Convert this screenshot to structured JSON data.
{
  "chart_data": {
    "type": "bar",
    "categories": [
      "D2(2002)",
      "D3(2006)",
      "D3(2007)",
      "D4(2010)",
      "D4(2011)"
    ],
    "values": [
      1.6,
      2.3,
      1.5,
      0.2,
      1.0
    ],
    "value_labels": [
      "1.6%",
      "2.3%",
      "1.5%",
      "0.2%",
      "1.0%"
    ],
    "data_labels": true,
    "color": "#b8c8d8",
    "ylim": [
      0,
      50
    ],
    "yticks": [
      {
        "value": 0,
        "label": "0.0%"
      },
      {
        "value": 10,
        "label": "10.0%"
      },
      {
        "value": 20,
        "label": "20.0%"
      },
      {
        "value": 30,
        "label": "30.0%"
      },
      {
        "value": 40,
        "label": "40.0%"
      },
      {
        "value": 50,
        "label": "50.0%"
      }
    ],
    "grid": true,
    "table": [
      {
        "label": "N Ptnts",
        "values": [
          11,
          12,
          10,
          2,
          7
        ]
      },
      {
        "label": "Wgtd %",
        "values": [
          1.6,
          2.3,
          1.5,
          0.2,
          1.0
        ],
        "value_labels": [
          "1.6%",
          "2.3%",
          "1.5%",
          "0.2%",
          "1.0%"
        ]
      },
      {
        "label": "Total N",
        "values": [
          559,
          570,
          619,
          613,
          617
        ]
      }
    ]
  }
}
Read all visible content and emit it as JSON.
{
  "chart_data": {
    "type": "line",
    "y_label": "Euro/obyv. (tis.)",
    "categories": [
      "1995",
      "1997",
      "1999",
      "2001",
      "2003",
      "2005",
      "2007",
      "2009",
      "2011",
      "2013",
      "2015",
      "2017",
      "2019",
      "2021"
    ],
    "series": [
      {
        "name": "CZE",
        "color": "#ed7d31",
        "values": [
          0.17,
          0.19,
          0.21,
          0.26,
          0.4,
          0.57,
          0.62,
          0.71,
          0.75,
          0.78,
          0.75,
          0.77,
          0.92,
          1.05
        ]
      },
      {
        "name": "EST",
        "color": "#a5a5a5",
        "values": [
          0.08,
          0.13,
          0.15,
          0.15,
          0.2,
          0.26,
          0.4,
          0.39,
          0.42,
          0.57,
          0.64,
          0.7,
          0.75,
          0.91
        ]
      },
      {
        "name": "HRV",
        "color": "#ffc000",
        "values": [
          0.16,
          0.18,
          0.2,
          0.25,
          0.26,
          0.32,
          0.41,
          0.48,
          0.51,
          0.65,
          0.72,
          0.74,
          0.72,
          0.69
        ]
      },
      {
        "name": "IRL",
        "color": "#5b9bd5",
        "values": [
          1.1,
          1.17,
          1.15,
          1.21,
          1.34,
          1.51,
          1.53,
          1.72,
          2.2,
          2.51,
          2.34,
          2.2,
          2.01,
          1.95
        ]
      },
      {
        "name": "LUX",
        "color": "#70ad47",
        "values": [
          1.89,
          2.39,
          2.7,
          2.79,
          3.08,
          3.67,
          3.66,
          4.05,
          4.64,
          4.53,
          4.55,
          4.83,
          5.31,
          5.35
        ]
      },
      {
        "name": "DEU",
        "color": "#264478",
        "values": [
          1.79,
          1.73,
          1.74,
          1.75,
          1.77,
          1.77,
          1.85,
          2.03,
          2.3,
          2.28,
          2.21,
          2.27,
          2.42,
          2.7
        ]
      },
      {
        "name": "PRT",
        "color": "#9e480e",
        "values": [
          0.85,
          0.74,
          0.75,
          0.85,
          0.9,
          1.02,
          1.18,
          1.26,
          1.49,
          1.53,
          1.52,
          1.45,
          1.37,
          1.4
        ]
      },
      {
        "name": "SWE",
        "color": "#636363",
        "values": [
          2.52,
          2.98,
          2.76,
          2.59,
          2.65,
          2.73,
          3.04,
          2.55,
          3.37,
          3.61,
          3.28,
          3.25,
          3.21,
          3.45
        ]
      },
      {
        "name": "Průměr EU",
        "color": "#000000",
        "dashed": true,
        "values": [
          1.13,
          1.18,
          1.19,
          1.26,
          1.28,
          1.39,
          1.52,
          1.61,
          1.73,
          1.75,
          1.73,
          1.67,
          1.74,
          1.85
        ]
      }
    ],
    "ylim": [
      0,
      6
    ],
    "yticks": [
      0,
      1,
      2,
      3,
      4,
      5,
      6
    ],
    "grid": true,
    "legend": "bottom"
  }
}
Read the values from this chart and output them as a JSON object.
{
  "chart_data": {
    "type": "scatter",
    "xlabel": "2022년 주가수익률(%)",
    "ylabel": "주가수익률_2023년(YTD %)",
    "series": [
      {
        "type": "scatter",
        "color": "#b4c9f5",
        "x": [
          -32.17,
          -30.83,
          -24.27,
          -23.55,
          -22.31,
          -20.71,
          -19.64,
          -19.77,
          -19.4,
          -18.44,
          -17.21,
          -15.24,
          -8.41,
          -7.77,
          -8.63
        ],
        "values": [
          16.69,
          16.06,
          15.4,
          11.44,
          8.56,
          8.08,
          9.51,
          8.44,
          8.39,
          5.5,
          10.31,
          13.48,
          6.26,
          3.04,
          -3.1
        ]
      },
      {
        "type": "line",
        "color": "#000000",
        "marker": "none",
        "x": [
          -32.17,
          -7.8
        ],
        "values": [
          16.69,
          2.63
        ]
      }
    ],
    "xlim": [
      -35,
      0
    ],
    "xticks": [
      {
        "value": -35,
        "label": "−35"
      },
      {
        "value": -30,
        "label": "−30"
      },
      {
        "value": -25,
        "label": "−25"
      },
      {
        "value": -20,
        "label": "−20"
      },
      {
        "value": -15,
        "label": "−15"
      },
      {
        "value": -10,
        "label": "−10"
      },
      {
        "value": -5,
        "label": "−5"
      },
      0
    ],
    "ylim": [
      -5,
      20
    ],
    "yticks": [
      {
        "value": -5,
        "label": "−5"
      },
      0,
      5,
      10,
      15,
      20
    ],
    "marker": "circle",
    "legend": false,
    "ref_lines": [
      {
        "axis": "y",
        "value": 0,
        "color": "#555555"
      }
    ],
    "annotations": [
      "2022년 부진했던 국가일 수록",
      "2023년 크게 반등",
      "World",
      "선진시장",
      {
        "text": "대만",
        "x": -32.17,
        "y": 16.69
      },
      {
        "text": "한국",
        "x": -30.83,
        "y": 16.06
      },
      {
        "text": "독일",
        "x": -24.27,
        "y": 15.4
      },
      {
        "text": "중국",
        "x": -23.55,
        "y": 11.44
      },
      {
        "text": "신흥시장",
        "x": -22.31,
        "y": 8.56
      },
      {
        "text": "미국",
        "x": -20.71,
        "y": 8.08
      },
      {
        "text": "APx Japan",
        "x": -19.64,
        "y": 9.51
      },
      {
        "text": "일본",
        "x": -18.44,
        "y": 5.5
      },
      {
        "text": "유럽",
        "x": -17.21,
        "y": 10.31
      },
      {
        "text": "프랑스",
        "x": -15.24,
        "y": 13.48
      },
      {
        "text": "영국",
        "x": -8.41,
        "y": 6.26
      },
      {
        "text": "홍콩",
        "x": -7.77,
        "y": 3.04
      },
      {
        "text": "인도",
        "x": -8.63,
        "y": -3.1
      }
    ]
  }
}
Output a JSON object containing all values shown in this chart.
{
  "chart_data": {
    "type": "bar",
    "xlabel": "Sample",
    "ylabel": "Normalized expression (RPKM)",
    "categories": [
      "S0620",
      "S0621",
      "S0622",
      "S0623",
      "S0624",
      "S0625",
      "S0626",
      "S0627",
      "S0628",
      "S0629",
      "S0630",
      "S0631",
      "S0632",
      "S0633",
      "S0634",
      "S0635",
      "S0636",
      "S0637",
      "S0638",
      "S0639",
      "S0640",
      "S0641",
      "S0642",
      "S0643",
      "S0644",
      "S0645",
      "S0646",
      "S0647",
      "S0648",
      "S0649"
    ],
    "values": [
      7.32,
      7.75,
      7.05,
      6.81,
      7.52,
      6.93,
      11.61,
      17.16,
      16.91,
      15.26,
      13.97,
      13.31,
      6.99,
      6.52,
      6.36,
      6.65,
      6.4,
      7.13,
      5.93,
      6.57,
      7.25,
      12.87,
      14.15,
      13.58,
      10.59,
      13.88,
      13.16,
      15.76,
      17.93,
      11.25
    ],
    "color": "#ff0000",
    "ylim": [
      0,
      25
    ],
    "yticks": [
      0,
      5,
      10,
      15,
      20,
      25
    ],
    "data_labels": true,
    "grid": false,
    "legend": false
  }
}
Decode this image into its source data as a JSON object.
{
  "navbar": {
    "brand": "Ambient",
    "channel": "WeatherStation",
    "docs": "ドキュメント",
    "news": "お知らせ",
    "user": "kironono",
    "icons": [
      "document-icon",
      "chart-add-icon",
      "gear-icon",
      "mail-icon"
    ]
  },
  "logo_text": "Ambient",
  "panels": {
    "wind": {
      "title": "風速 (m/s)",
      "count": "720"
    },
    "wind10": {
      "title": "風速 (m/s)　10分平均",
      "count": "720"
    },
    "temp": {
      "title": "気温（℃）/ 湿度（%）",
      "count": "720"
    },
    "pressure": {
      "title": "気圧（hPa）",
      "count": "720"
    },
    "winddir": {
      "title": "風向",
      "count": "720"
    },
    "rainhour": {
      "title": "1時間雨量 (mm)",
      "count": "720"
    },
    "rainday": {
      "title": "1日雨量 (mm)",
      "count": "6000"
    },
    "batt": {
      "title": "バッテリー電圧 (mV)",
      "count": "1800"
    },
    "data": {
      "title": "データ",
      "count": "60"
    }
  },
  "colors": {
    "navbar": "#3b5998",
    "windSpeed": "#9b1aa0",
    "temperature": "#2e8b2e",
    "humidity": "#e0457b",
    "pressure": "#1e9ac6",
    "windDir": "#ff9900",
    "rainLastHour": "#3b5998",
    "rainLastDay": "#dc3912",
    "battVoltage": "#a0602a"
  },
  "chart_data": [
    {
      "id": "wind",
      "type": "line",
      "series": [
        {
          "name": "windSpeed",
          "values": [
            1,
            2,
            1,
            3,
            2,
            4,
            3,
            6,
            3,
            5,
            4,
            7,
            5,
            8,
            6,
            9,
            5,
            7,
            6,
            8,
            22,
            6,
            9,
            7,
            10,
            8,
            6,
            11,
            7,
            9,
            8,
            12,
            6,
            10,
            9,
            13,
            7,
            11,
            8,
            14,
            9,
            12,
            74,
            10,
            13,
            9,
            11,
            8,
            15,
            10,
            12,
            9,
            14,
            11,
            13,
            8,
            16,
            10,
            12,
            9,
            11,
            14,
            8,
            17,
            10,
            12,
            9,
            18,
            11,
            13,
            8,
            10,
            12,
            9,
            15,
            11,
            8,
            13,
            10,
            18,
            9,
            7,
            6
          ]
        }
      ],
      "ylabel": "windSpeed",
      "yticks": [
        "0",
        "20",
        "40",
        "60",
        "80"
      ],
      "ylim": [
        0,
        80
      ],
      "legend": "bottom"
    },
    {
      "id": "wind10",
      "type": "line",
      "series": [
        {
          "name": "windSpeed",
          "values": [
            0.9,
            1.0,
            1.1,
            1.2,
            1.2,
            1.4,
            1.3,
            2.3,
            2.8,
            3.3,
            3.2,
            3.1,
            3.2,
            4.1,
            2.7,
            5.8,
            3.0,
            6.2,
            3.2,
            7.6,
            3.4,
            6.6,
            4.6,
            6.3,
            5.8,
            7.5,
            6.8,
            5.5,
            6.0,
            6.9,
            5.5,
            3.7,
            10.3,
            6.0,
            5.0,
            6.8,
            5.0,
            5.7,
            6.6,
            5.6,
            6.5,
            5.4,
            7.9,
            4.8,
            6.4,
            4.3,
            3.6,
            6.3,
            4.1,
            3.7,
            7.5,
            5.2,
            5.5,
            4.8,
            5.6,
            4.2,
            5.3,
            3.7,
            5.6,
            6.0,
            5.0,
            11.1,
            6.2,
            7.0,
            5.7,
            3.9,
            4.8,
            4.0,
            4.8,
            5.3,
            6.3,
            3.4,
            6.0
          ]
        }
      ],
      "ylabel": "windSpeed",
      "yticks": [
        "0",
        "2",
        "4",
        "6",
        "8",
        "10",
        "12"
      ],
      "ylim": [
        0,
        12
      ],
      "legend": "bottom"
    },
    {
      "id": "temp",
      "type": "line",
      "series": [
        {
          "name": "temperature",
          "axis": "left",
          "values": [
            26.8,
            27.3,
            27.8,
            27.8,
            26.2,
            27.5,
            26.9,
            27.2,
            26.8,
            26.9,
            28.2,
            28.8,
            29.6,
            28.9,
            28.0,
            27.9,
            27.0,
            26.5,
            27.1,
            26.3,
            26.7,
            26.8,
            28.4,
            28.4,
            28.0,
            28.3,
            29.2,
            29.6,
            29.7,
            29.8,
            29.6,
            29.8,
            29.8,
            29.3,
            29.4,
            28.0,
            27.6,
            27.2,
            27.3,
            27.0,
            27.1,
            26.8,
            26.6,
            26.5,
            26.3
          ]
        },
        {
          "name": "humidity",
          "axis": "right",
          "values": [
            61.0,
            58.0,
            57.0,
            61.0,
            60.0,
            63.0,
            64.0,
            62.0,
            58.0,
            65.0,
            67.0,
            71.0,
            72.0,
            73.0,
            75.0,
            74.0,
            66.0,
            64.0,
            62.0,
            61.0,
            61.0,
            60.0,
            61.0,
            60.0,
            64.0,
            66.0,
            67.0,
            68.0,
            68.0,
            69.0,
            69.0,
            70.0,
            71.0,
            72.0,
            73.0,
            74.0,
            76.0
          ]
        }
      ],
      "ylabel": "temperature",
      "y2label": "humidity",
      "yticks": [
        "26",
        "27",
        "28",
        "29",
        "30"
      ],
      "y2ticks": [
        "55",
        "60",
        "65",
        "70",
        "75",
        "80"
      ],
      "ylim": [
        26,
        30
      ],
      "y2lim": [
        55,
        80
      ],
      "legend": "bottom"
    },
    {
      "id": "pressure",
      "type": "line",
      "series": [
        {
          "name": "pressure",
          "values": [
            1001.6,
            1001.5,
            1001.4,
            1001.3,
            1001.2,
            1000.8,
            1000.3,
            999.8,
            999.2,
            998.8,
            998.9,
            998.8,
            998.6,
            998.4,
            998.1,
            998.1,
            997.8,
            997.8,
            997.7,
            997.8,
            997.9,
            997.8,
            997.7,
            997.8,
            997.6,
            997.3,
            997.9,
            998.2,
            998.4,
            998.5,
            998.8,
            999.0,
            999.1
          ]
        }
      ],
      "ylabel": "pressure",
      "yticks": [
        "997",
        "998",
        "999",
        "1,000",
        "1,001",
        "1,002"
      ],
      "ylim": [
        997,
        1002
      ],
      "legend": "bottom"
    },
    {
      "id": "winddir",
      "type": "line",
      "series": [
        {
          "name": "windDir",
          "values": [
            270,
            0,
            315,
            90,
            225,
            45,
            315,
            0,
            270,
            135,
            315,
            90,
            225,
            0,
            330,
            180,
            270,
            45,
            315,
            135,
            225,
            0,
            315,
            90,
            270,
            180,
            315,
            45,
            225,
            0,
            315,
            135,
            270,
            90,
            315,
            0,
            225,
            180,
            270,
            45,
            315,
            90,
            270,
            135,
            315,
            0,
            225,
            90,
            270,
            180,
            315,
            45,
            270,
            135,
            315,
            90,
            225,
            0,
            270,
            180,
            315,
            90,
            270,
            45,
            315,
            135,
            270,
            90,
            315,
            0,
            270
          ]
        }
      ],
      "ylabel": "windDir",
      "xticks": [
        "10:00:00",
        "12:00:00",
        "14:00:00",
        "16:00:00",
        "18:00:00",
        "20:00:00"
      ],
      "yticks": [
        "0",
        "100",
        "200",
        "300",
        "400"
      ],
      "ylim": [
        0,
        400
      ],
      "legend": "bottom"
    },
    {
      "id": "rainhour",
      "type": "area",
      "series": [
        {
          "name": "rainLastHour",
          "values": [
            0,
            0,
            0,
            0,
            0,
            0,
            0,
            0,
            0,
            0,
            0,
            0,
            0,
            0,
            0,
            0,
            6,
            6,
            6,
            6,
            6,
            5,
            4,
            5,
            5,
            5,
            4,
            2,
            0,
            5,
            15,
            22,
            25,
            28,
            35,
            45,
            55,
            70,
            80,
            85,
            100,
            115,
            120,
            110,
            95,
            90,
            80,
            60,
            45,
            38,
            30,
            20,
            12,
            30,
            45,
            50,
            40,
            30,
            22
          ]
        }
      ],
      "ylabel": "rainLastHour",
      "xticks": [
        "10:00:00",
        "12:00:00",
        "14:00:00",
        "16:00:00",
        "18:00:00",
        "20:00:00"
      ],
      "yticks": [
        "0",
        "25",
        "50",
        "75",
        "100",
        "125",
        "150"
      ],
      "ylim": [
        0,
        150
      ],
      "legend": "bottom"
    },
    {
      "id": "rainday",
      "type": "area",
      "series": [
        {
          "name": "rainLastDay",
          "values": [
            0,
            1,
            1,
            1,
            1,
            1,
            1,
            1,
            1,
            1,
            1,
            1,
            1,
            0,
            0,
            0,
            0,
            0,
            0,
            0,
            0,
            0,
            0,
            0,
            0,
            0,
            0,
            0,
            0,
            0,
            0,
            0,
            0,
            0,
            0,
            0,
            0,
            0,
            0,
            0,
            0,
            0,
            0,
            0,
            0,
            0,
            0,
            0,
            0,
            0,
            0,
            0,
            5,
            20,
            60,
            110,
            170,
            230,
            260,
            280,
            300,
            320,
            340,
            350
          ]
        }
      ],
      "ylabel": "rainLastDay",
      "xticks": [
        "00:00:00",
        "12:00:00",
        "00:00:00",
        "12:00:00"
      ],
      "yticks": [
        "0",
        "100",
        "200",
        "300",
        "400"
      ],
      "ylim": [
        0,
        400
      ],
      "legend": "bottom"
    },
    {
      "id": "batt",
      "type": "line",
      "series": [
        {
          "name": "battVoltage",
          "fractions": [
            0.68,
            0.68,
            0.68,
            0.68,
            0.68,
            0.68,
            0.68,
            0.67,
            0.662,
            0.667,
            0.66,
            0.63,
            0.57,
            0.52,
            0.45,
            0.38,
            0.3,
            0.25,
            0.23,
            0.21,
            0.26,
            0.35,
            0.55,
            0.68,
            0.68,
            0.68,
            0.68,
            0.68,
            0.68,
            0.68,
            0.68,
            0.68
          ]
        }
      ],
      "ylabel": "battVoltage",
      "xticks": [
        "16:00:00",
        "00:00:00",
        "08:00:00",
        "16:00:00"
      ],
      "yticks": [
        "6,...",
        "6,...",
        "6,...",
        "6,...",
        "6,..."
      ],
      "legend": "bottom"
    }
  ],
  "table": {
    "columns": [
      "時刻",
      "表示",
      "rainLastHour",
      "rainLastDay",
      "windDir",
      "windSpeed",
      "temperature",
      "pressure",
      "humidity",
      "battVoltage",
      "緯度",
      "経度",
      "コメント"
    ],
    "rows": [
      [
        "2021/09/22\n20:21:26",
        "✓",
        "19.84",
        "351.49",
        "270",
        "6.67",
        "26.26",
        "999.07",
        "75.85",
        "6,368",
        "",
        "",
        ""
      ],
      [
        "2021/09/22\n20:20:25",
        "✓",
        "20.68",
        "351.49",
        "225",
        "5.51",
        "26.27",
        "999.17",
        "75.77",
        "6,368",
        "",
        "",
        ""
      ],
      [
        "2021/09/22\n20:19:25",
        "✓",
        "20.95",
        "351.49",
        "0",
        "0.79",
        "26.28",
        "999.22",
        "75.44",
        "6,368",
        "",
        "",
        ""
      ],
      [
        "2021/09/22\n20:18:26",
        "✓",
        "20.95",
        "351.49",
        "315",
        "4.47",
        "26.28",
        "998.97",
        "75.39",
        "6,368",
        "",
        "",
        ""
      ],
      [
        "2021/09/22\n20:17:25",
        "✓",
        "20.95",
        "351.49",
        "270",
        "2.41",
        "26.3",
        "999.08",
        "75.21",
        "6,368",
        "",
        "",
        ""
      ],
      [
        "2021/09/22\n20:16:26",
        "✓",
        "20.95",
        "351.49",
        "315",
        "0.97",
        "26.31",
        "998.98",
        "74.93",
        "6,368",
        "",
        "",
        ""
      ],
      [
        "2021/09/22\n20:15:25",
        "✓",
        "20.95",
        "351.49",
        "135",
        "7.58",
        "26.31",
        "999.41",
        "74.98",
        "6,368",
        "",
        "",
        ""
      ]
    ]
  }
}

Work required — Report each line in the data that holds the word "false".

Written response —
    "legend": false,
    "grid": false,
    "legend": false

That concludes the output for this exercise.